Scan the material below and copy every line holding the word "responses".
=== RECORD SET ===
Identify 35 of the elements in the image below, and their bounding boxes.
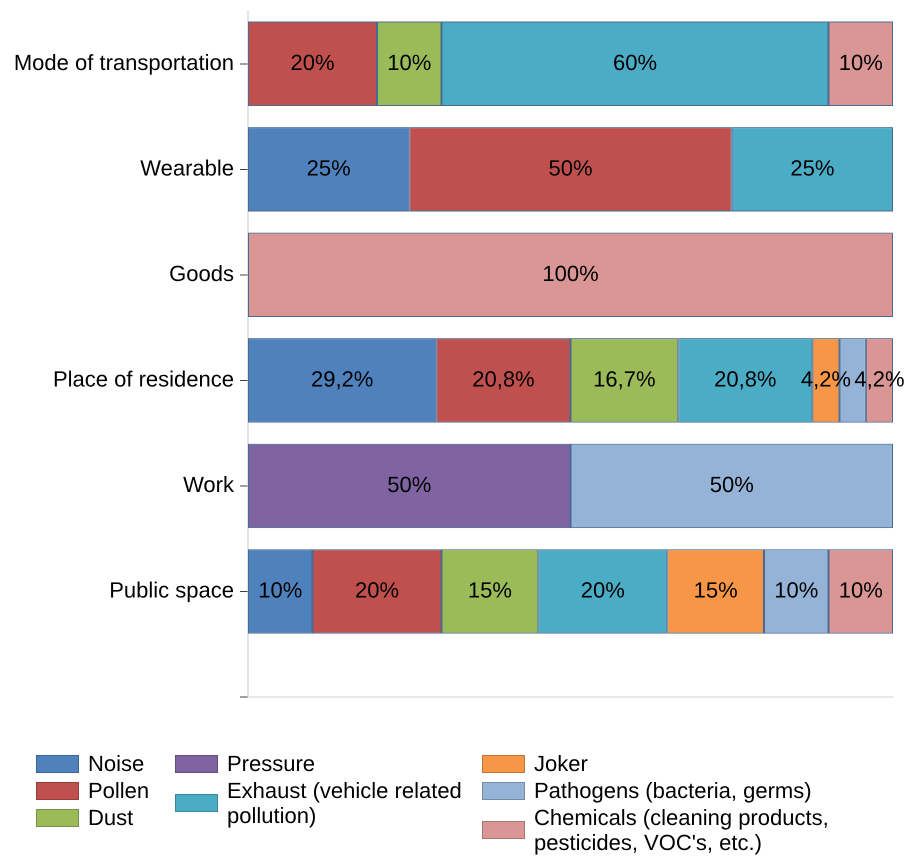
data-label: 50%	[387, 472, 432, 497]
y-tick-label: Wearable	[140, 155, 234, 180]
legend-label: Pathogens (bacteria, germs)	[534, 778, 812, 803]
data-label: 20%	[290, 50, 335, 75]
legend-label: Chemicals (cleaning products, pesticides, VOC's, etc.)	[534, 805, 830, 855]
data-label: 10%	[774, 578, 818, 603]
data-label: 60%	[612, 50, 658, 75]
y-tick-label: Place of residence	[53, 366, 234, 392]
legend-label: Exhaust (vehicle related pollution)	[227, 778, 463, 828]
legend-label: Pressure	[227, 751, 316, 776]
legend-label: Noise	[88, 751, 144, 776]
data-label: 16,7%	[593, 366, 656, 392]
data-label: 10%	[838, 50, 883, 75]
data-label: 20,8%	[714, 366, 776, 392]
data-label: 50%	[548, 155, 593, 180]
legend-label: Pollen	[88, 778, 150, 803]
data-label: 20%	[354, 578, 400, 603]
data-label: 10%	[258, 578, 302, 603]
data-label: 20,8%	[472, 366, 535, 392]
legend-label: Joker	[534, 751, 588, 776]
y-tick-label: Goods	[169, 260, 234, 286]
data-label: 15%	[694, 578, 738, 603]
data-label: 10%	[387, 50, 432, 75]
data-label: 25%	[790, 155, 834, 180]
data-label: 29,2%	[310, 366, 374, 392]
data-label: 20%	[580, 578, 625, 603]
y-tick-label: Mode of transportation	[14, 50, 234, 75]
y-tick-label: Work	[183, 472, 235, 497]
data-label: 10%	[838, 578, 883, 603]
data-label: 100%	[542, 260, 599, 286]
legend-label: Dust	[88, 805, 134, 830]
data-label: 15%	[468, 578, 512, 603]
data-label: 50%	[710, 472, 754, 497]
data-label: 25%	[306, 155, 351, 180]
y-tick-label: Public space	[109, 578, 234, 603]
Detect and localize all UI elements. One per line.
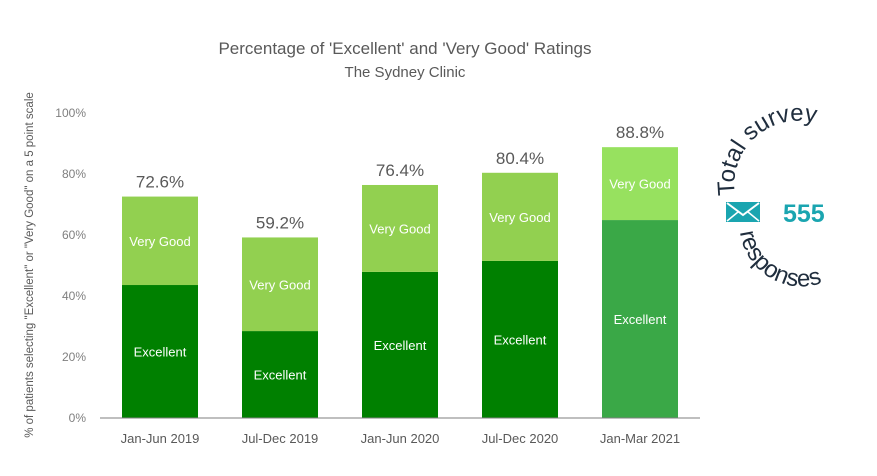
y-axis-label: % of patients selecting "Excellent" or "… (24, 92, 36, 438)
bar-very-good (242, 237, 318, 332)
x-tick-label: Jul-Dec 2019 (242, 431, 319, 446)
bar-total-label: 80.4% (496, 149, 544, 168)
bar-segment-label: Very Good (249, 277, 310, 292)
y-tick-label: 40% (62, 289, 86, 303)
bar-excellent (362, 271, 438, 418)
chart-title: Percentage of 'Excellent' and 'Very Good… (218, 39, 591, 58)
badge-top-text: Total survey (713, 100, 819, 197)
x-tick-label: Jan-Jun 2019 (121, 431, 200, 446)
x-tick-label: Jul-Dec 2020 (482, 431, 559, 446)
bar-segment-label: Excellent (494, 332, 547, 347)
y-tick-label: 100% (55, 106, 86, 120)
bar-total-label: 88.8% (616, 123, 664, 142)
bar-segment-label: Very Good (369, 221, 430, 236)
envelope-icon (726, 202, 760, 222)
bar-segment-label: Excellent (134, 345, 187, 360)
bar-very-good (602, 147, 678, 221)
x-tick-label: Jan-Mar 2021 (600, 431, 680, 446)
bar-segment-label: Excellent (374, 338, 427, 353)
y-tick-label: 20% (62, 350, 86, 364)
bar-very-good (122, 196, 198, 286)
badge-count: 555 (783, 200, 825, 228)
bar-excellent (602, 220, 678, 418)
bar-total-label: 76.4% (376, 161, 424, 180)
badge-bottom-text: responses (734, 228, 824, 293)
y-tick-label: 0% (69, 411, 87, 425)
bar-segment-label: Very Good (129, 234, 190, 249)
bar-excellent (122, 285, 198, 418)
bar-very-good (362, 184, 438, 272)
bar-segment-label: Excellent (254, 368, 307, 383)
y-tick-label: 80% (62, 167, 86, 181)
chart-subtitle: The Sydney Clinic (345, 64, 466, 81)
bar-total-label: 59.2% (256, 213, 304, 232)
bar-segment-label: Excellent (614, 312, 667, 327)
x-tick-label: Jan-Jun 2020 (361, 431, 440, 446)
survey-badge: Total survey responses 555 (713, 100, 825, 293)
bar-very-good (482, 172, 558, 261)
y-tick-label: 60% (62, 228, 86, 242)
bar-excellent (482, 260, 558, 418)
bar-total-label: 72.6% (136, 173, 184, 192)
bar-excellent (242, 331, 318, 418)
bar-segment-label: Very Good (609, 177, 670, 192)
bar-segment-label: Very Good (489, 210, 550, 225)
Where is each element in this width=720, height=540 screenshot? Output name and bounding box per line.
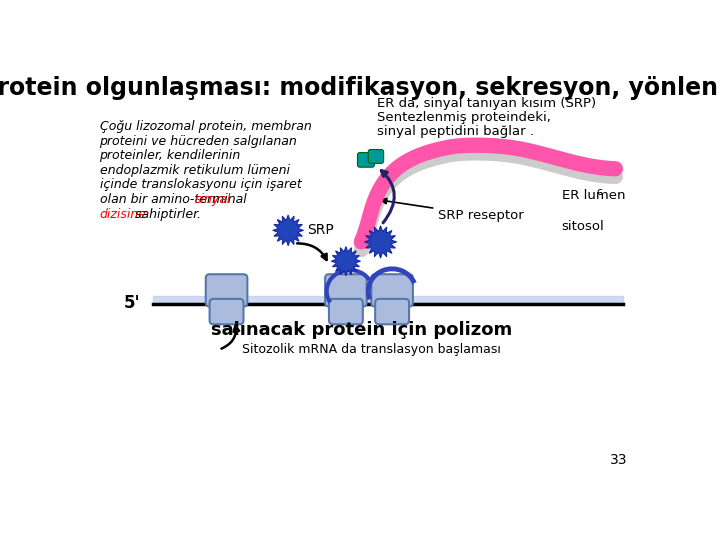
===
# RESULT:
badge-bottom-text: responses (734, 228, 824, 293)
survey-badge: Total survey responses 555 (713, 100, 825, 293)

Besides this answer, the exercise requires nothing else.